Your objective:
Return the listing below unchanged, minus its pictures.

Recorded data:

- - - - -

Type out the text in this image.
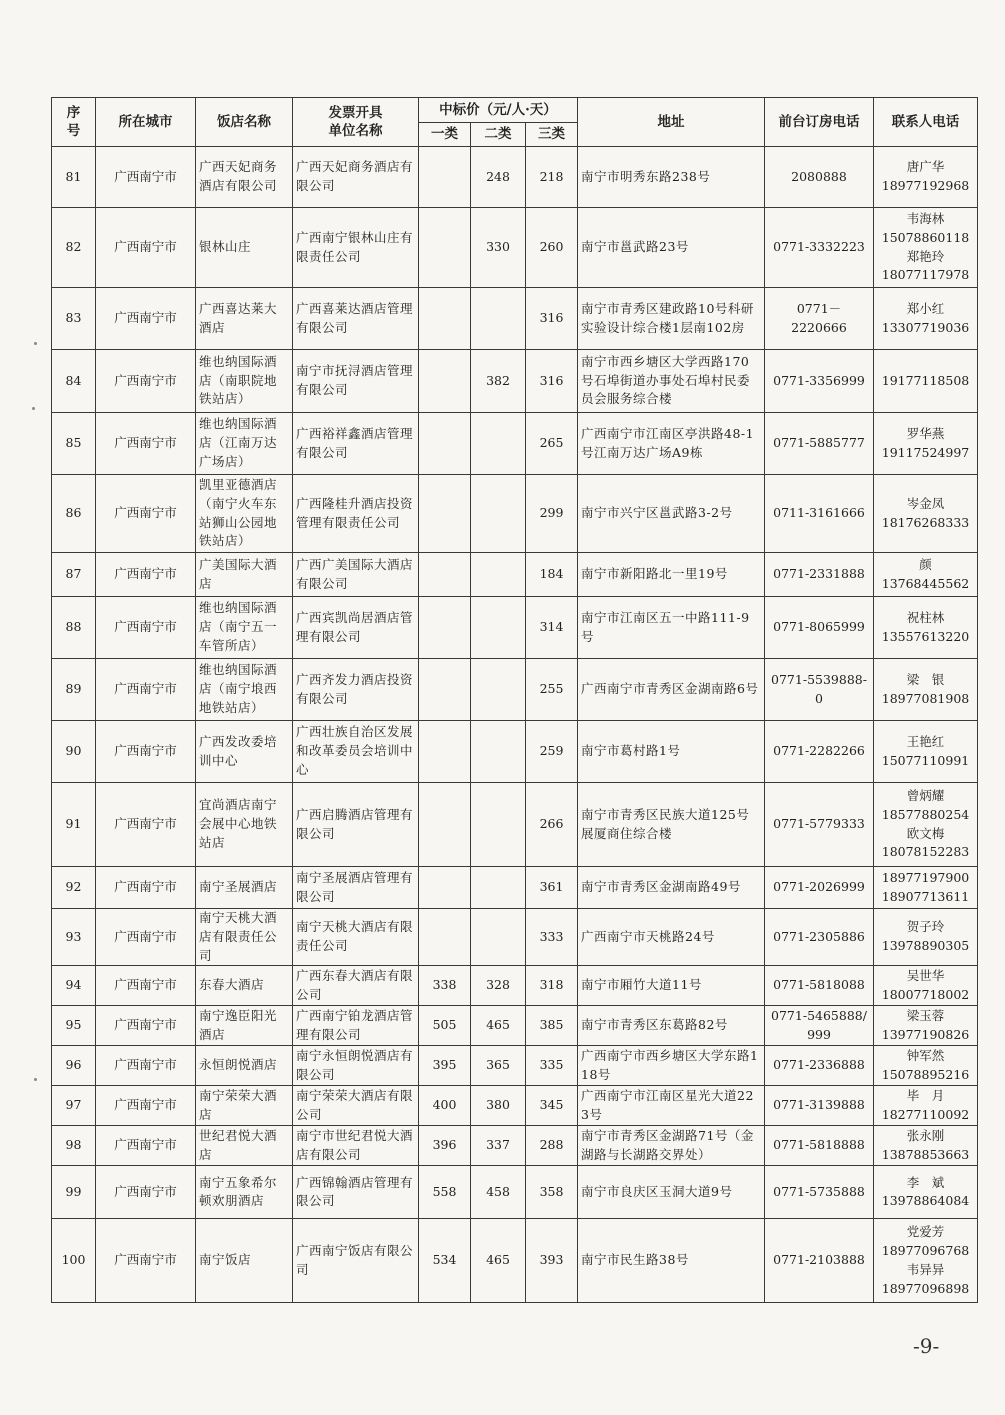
序
号	所在城市	饭店名称	发票开具
单位名称	中标价（元/人·天）			地址	前台订房电话	联系人电话
				一类	二类	三类			
81	广西南宁市	广西天妃商务酒店有限公司	广西天妃商务酒店有限公司		248	218	南宁市明秀东路238号	2080888	唐广华
18977192968
82	广西南宁市	银林山庄	广西南宁银林山庄有限责任公司		330	260	南宁市邕武路23号	0771-3332223	韦海林
15078860118
郑艳玲
18077117978
83	广西南宁市	广西喜达莱大酒店	广西喜莱达酒店管理有限公司			316	南宁市青秀区建政路10号科研实验设计综合楼1层南102房	0771－
2220666	郑小红
13307719036
84	广西南宁市	维也纳国际酒店（南职院地铁站店）	南宁市抚浔酒店管理有限公司		382	316	南宁市西乡塘区大学西路170号石埠街道办事处石埠村民委员会服务综合楼	0771-3356999	19177118508
85	广西南宁市	维也纳国际酒店（江南万达广场店）	广西裕祥鑫酒店管理有限公司			265	广西南宁市江南区亭洪路48-1号江南万达广场A9栋	0771-5885777	罗华燕
19117524997
86	广西南宁市	凯里亚德酒店（南宁火车东站狮山公园地铁站店）	广西隆桂升酒店投资管理有限责任公司			299	南宁市兴宁区邕武路3-2号	0711-3161666	岑金凤
18176268333
87	广西南宁市	广美国际大酒店	广西广美国际大酒店有限公司			184	南宁市新阳路北一里19号	0771-2331888	颜
13768445562
88	广西南宁市	维也纳国际酒店（南宁五一车管所店）	广西宾凯尚居酒店管理有限公司			314	南宁市江南区五一中路111-9号	0771-8065999	祝柱林
13557613220
89	广西南宁市	维也纳国际酒店（南宁埌西地铁站店）	广西齐发力酒店投资有限公司			255	广西南宁市青秀区金湖南路6号	0771-5539888-
0	梁　银
18977081908
90	广西南宁市	广西发改委培训中心	广西壮族自治区发展和改革委员会培训中心			259	南宁市葛村路1号	0771-2282266	王艳红
15077110991
91	广西南宁市	宜尚酒店南宁会展中心地铁站店	广西启腾酒店管理有限公司			266	南宁市青秀区民族大道125号展厦商住综合楼	0771-5779333	曾炳耀
18577880254
欧文梅
18078152283
92	广西南宁市	南宁圣展酒店	南宁圣展酒店管理有限公司			361	南宁市青秀区金湖南路49号	0771-2026999	18977197900
18907713611
93	广西南宁市	南宁天桃大酒店有限责任公司	南宁天桃大酒店有限责任公司			333	广西南宁市天桃路24号	0771-2305886	贺子玲
13978890305
94	广西南宁市	东春大酒店	广西东春大酒店有限公司	338	328	318	南宁市厢竹大道11号	0771-5818088	吴世华
18007718002
95	广西南宁市	南宁逸臣阳光酒店	广西南宁铂龙酒店管理有限公司	505	465	385	南宁市青秀区东葛路82号	0771-5465888/
999	梁玉蓉
13977190826
96	广西南宁市	永恒朗悦酒店	南宁永恒朗悦酒店有限公司	395	365	335	广西南宁市西乡塘区大学东路118号	0771-2336888	钟军然
15078895216
97	广西南宁市	南宁荣荣大酒店	南宁荣荣大酒店有限公司	400	380	345	广西南宁市江南区星光大道223号	0771-3139888	毕　月
18277110092
98	广西南宁市	世纪君悦大酒店	南宁市世纪君悦大酒店有限公司	396	337	288	南宁市青秀区金湖路71号（金湖路与长湖路交界处）	0771-5818888	张永刚
13878853663
99	广西南宁市	南宁五象希尔顿欢朋酒店	广西锦翰酒店管理有限公司	558	458	358	南宁市良庆区玉洞大道9号	0771-5735888	李　斌
13978864084
100	广西南宁市	南宁饭店	广西南宁饭店有限公司	534	465	393	南宁市民生路38号	0771-2103888	党爱芳
18977096768
韦异异
18977096898
-9-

- - - - -

Written response:
Type out the text in this image.
序
号	所在城市	饭店名称	发票开具
单位名称	中标价（元/人·天）			地址	前台订房电话	联系人电话
				一类	二类	三类			
81	广西南宁市	广西天妃商务酒店有限公司	广西天妃商务酒店有限公司		248	218	南宁市明秀东路238号	2080888	唐广华
18977192968
82	广西南宁市	银林山庄	广西南宁银林山庄有限责任公司		330	260	南宁市邕武路23号	0771-3332223	韦海林
15078860118
郑艳玲
18077117978
83	广西南宁市	广西喜达莱大酒店	广西喜莱达酒店管理有限公司			316	南宁市青秀区建政路10号科研实验设计综合楼1层南102房	0771－
2220666	郑小红
13307719036
84	广西南宁市	维也纳国际酒店（南职院地铁站店）	南宁市抚浔酒店管理有限公司		382	316	南宁市西乡塘区大学西路170号石埠街道办事处石埠村民委员会服务综合楼	0771-3356999	19177118508
85	广西南宁市	维也纳国际酒店（江南万达广场店）	广西裕祥鑫酒店管理有限公司			265	广西南宁市江南区亭洪路48-1号江南万达广场A9栋	0771-5885777	罗华燕
19117524997
86	广西南宁市	凯里亚德酒店（南宁火车东站狮山公园地铁站店）	广西隆桂升酒店投资管理有限责任公司			299	南宁市兴宁区邕武路3-2号	0711-3161666	岑金凤
18176268333
87	广西南宁市	广美国际大酒店	广西广美国际大酒店有限公司			184	南宁市新阳路北一里19号	0771-2331888	颜
13768445562
88	广西南宁市	维也纳国际酒店（南宁五一车管所店）	广西宾凯尚居酒店管理有限公司			314	南宁市江南区五一中路111-9号	0771-8065999	祝柱林
13557613220
89	广西南宁市	维也纳国际酒店（南宁埌西地铁站店）	广西齐发力酒店投资有限公司			255	广西南宁市青秀区金湖南路6号	0771-5539888-
0	梁　银
18977081908
90	广西南宁市	广西发改委培训中心	广西壮族自治区发展和改革委员会培训中心			259	南宁市葛村路1号	0771-2282266	王艳红
15077110991
91	广西南宁市	宜尚酒店南宁会展中心地铁站店	广西启腾酒店管理有限公司			266	南宁市青秀区民族大道125号展厦商住综合楼	0771-5779333	曾炳耀
18577880254
欧文梅
18078152283
92	广西南宁市	南宁圣展酒店	南宁圣展酒店管理有限公司			361	南宁市青秀区金湖南路49号	0771-2026999	18977197900
18907713611
93	广西南宁市	南宁天桃大酒店有限责任公司	南宁天桃大酒店有限责任公司			333	广西南宁市天桃路24号	0771-2305886	贺子玲
13978890305
94	广西南宁市	东春大酒店	广西东春大酒店有限公司	338	328	318	南宁市厢竹大道11号	0771-5818088	吴世华
18007718002
95	广西南宁市	南宁逸臣阳光酒店	广西南宁铂龙酒店管理有限公司	505	465	385	南宁市青秀区东葛路82号	0771-5465888/
999	梁玉蓉
13977190826
96	广西南宁市	永恒朗悦酒店	南宁永恒朗悦酒店有限公司	395	365	335	广西南宁市西乡塘区大学东路118号	0771-2336888	钟军然
15078895216
97	广西南宁市	南宁荣荣大酒店	南宁荣荣大酒店有限公司	400	380	345	广西南宁市江南区星光大道223号	0771-3139888	毕　月
18277110092
98	广西南宁市	世纪君悦大酒店	南宁市世纪君悦大酒店有限公司	396	337	288	南宁市青秀区金湖路71号（金湖路与长湖路交界处）	0771-5818888	张永刚
13878853663
99	广西南宁市	南宁五象希尔顿欢朋酒店	广西锦翰酒店管理有限公司	558	458	358	南宁市良庆区玉洞大道9号	0771-5735888	李　斌
13978864084
100	广西南宁市	南宁饭店	广西南宁饭店有限公司	534	465	393	南宁市民生路38号	0771-2103888	党爱芳
18977096768
韦异异
18977096898
-9-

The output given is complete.